SHORT TASK -> Work out how many lines of the data hold the string "COLLECTIVE", and reply with that number alone.

RAW RECORDS ->
——————————

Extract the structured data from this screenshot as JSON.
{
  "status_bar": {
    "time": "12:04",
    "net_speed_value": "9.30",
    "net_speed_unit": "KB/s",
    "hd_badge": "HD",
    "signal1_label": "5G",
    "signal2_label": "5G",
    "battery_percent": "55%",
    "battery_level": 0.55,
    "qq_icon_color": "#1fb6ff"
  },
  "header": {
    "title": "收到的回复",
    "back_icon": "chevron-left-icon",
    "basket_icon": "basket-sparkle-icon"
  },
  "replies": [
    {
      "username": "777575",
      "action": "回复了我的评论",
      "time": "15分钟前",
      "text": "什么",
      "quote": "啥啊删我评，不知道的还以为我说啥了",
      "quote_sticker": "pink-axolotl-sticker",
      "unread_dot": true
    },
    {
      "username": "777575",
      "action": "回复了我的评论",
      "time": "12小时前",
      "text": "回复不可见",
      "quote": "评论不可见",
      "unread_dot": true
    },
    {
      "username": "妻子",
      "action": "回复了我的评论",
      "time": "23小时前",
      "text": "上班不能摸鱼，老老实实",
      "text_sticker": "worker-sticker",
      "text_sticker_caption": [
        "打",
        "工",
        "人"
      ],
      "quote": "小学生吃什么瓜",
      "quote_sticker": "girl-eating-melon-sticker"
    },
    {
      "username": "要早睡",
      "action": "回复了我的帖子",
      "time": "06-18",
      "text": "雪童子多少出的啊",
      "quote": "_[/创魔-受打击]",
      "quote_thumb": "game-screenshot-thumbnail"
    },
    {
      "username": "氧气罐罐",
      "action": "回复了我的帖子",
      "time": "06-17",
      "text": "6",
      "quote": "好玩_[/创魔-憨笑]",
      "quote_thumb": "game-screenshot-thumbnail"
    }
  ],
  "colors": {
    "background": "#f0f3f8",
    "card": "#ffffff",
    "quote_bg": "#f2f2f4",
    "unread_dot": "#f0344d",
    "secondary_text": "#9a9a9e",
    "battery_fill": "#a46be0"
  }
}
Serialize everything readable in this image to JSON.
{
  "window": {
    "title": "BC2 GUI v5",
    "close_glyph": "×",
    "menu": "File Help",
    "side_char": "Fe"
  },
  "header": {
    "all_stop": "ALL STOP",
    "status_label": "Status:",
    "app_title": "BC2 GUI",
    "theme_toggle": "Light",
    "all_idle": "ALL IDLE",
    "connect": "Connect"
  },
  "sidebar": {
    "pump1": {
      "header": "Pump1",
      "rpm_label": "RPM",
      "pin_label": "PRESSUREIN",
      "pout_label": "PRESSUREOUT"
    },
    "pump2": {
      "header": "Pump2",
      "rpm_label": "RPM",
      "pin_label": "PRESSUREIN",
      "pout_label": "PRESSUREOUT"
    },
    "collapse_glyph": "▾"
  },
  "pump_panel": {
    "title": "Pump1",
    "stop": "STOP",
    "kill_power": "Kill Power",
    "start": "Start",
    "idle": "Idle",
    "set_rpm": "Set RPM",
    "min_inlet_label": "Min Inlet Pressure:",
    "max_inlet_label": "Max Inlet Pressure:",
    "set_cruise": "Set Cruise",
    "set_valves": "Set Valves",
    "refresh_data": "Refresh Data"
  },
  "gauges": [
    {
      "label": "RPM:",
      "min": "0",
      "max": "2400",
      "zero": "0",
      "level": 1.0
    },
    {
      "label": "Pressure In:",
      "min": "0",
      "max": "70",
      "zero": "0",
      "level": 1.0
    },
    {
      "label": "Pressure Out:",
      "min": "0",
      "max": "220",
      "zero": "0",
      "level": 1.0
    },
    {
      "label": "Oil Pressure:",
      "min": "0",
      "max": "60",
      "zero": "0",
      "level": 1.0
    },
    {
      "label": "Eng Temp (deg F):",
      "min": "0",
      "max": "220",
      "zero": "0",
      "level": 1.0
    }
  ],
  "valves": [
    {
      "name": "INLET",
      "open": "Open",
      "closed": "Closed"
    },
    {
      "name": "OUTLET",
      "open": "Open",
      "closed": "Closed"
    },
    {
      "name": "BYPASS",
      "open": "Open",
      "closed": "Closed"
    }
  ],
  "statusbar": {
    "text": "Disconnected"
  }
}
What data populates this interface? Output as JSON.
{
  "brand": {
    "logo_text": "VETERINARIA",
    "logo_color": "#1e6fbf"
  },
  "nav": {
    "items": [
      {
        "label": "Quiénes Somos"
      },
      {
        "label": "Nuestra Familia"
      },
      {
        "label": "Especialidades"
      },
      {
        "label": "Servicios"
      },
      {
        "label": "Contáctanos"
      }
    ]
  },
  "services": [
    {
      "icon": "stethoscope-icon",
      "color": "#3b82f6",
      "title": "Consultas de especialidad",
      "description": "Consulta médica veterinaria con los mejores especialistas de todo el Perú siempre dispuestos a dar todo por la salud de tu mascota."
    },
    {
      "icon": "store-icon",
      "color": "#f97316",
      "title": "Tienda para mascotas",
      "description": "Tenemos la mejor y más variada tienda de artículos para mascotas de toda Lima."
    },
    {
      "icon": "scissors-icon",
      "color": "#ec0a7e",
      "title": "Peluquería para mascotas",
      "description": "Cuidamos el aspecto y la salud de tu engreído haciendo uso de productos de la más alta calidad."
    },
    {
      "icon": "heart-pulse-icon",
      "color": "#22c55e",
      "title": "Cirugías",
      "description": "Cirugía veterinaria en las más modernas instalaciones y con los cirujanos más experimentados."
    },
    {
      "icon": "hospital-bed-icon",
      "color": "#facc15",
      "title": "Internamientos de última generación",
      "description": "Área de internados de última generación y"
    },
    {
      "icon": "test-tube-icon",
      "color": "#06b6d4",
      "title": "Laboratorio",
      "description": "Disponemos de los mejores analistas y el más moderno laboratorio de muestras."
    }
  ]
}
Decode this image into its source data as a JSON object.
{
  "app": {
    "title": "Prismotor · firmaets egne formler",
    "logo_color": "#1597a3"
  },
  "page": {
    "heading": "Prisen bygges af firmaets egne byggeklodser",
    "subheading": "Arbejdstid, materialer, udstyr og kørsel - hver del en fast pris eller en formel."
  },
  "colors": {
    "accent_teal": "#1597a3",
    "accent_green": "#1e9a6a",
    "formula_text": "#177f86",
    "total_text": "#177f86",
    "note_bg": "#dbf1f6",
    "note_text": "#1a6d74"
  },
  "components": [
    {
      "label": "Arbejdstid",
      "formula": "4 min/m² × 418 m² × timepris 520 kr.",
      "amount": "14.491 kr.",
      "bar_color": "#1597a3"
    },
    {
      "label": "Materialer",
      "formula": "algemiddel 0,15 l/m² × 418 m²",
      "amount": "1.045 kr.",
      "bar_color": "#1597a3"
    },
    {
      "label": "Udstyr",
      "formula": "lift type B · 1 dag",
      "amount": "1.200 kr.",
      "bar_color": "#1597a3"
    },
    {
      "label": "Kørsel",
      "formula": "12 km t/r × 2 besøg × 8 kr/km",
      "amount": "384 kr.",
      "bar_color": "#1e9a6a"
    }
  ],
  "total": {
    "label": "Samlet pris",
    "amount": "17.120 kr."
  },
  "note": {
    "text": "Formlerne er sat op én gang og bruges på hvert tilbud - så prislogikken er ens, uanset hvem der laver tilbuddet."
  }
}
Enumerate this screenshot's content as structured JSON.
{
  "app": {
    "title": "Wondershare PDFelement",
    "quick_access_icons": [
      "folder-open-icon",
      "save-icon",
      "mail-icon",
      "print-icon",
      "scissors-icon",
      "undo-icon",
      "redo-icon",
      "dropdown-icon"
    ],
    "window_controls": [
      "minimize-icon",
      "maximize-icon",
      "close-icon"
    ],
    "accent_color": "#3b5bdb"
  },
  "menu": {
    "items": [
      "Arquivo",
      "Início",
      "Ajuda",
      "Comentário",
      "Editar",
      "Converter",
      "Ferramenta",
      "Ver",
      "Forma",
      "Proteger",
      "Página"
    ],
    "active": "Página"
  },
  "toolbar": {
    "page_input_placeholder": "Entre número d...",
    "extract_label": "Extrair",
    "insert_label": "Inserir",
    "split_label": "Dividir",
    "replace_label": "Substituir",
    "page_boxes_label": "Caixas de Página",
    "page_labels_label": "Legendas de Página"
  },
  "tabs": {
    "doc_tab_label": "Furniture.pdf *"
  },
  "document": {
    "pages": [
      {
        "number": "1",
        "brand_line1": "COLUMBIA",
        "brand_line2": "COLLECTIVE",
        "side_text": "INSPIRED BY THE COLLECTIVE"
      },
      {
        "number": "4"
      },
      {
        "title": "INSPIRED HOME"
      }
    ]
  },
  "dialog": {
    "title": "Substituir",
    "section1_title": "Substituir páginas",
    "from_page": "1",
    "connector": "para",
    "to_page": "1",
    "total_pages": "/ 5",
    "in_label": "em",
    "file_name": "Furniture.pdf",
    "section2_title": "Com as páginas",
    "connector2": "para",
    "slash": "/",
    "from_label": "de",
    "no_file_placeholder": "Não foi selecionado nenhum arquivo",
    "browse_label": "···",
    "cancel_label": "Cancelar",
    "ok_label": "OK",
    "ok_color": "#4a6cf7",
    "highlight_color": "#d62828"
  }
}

——————————

COMPLETED TASK -> 2